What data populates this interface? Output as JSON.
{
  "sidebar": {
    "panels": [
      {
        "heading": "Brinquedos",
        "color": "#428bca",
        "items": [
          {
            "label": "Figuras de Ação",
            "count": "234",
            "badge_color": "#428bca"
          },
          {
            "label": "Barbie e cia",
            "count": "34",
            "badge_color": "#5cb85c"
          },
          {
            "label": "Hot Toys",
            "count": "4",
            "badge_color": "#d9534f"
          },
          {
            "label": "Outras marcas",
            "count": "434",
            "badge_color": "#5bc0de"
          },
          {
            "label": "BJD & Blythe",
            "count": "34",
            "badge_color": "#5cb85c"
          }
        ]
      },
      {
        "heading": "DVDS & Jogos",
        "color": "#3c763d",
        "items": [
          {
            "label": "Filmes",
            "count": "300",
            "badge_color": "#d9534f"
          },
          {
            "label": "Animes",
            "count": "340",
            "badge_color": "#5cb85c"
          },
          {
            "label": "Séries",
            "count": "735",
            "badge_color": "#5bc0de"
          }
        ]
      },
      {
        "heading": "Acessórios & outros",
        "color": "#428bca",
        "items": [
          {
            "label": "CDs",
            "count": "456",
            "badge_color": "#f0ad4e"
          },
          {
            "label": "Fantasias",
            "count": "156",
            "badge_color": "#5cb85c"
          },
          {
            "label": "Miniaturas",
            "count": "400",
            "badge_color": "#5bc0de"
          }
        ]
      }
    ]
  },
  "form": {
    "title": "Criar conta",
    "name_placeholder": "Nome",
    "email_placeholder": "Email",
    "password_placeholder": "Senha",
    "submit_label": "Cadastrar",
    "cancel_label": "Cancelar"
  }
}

=-=-=

[Required task]
Which lines contain "heading"? Copy each of them out.

[Solved problem]
        "heading": "Brinquedos",
        "heading": "DVDS & Jogos",
        "heading": "Acessórios & outros",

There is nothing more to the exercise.